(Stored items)
──────────────────────────────
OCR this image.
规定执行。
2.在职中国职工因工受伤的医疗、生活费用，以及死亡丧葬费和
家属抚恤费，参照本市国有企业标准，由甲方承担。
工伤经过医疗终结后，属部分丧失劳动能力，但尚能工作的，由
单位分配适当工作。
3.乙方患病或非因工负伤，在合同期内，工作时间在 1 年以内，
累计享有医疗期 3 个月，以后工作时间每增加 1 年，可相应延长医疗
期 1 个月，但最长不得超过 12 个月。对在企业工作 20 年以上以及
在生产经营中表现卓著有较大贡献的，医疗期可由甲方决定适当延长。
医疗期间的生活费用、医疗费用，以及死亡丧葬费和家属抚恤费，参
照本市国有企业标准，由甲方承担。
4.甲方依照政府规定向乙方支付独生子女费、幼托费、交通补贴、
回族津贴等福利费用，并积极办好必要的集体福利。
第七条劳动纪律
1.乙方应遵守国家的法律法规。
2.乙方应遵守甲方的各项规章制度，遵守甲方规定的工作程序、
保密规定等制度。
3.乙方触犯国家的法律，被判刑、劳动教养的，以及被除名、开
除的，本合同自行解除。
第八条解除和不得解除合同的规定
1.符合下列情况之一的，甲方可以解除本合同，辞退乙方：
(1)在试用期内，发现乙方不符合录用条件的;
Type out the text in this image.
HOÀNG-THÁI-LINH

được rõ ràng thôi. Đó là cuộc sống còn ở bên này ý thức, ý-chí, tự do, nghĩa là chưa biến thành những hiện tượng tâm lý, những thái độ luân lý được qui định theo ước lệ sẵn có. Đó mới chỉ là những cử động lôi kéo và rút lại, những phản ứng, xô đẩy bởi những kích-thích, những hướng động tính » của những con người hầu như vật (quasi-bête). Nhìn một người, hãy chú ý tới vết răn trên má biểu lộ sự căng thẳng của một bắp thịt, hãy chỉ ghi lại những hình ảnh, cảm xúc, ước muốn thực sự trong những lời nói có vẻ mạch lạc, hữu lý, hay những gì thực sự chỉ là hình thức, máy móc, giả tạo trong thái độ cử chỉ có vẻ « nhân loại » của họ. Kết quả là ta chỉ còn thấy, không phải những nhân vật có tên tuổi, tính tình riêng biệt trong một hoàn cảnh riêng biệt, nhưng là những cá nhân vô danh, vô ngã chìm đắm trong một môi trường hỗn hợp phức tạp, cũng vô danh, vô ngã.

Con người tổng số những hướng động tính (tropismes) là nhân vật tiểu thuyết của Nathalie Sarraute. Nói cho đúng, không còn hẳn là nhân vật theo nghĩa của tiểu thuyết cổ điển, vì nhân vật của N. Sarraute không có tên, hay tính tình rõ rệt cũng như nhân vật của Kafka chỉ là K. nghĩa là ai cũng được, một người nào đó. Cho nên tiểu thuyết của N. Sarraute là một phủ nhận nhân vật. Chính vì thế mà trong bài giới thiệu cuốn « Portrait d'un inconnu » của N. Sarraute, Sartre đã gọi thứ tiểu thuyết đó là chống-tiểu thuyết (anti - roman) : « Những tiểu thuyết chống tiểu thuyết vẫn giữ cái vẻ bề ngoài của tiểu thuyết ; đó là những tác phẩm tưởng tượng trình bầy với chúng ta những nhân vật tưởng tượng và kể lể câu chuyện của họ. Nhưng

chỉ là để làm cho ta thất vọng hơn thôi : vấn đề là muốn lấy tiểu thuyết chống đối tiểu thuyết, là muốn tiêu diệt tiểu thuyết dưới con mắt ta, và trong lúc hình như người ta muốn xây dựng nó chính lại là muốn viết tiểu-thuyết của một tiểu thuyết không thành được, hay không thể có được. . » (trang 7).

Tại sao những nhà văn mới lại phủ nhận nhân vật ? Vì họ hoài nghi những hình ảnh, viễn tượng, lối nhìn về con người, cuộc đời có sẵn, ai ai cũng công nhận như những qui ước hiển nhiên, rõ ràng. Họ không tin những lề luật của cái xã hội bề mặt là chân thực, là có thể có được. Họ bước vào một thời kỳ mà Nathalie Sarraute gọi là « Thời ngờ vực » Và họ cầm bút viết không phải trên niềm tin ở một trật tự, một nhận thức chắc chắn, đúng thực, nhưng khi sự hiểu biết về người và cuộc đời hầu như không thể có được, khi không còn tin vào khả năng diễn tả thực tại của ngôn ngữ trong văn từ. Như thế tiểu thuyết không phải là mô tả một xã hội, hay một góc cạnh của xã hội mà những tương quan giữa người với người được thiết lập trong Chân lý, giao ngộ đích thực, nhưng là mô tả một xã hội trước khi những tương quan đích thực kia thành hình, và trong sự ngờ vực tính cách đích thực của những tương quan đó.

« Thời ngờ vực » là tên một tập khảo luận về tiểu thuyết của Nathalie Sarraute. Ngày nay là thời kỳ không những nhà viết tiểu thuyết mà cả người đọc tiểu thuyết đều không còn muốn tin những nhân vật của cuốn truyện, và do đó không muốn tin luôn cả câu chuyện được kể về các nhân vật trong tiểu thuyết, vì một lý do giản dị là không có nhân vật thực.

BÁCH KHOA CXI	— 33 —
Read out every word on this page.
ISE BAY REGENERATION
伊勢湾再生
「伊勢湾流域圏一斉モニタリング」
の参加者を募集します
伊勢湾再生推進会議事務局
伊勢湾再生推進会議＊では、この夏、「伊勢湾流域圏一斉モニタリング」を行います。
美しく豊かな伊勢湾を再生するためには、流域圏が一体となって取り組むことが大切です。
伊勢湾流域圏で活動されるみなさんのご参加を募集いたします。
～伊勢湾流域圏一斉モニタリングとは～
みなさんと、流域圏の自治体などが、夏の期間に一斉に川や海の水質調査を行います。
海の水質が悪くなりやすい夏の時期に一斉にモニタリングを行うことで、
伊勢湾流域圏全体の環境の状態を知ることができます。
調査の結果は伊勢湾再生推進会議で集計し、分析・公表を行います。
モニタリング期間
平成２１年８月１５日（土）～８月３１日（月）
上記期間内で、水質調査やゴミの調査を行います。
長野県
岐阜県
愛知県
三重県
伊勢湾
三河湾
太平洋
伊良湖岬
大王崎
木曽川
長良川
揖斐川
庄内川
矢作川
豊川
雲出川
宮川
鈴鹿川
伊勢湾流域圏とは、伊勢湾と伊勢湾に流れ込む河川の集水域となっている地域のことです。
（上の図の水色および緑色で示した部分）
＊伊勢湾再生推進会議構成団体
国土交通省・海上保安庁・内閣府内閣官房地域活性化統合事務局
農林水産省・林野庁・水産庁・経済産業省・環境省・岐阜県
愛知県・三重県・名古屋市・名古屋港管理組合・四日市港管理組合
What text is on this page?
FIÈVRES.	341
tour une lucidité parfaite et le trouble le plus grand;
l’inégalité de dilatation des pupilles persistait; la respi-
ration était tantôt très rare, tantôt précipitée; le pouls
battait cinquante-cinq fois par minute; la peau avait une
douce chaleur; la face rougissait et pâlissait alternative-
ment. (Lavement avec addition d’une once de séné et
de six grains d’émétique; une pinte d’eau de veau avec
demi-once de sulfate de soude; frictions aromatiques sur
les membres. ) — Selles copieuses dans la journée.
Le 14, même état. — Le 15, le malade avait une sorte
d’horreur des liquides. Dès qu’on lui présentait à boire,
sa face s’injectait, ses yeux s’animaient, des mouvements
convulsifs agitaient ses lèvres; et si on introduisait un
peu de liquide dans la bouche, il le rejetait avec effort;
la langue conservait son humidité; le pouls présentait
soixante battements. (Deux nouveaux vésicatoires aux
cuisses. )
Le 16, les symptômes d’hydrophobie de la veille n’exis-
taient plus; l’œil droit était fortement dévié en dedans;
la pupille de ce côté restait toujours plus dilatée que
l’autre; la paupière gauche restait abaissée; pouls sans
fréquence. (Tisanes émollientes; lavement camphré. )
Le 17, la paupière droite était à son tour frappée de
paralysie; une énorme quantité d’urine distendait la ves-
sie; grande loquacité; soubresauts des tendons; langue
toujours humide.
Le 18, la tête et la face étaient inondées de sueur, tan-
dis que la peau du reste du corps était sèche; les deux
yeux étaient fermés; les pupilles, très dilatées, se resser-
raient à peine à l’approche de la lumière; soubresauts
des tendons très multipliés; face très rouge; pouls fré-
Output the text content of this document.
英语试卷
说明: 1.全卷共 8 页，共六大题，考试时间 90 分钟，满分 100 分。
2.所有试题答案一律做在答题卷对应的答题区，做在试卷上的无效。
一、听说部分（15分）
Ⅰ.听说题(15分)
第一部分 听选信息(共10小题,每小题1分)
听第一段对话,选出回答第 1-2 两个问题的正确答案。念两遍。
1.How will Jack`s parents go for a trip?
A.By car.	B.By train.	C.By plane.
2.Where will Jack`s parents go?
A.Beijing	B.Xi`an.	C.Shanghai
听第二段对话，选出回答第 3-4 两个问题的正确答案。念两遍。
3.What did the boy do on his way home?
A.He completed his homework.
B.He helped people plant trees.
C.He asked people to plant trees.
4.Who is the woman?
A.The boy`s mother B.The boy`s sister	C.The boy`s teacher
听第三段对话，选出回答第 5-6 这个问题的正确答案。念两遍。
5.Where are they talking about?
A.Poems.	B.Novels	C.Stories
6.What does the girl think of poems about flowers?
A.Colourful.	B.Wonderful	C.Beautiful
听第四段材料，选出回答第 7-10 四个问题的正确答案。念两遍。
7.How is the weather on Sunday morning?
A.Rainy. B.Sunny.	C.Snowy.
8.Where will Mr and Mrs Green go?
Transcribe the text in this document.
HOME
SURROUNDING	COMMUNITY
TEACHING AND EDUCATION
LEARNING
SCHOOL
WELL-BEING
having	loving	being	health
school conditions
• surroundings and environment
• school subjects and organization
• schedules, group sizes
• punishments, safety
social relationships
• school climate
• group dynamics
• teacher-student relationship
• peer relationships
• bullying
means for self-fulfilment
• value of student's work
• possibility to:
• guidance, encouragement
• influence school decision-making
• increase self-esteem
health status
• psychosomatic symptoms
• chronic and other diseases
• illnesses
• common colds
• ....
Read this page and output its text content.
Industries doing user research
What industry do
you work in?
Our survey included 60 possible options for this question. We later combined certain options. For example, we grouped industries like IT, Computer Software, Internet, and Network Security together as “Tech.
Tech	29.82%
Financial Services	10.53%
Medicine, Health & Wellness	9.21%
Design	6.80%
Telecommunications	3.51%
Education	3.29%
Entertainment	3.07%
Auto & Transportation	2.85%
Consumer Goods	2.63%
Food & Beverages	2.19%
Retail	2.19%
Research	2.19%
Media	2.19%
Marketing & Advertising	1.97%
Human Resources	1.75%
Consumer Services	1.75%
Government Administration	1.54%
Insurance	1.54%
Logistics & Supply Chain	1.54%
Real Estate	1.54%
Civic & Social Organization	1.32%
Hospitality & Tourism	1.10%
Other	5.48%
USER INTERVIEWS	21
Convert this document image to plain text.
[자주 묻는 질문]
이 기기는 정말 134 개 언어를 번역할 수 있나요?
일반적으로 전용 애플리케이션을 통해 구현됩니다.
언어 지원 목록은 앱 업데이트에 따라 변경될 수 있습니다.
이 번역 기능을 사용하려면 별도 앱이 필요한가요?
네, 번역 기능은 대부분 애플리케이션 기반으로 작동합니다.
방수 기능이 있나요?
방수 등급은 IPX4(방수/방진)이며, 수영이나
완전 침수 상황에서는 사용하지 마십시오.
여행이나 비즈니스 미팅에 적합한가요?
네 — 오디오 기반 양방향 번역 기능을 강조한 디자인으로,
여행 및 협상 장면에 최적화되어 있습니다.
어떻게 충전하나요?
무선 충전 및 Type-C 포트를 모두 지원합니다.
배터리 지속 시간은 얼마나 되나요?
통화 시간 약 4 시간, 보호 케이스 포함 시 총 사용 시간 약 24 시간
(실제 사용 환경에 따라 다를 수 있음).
──────────────────────────────
Determine the number of lines in the entries above where the string "étaient" appears. Answer with the number alone.

2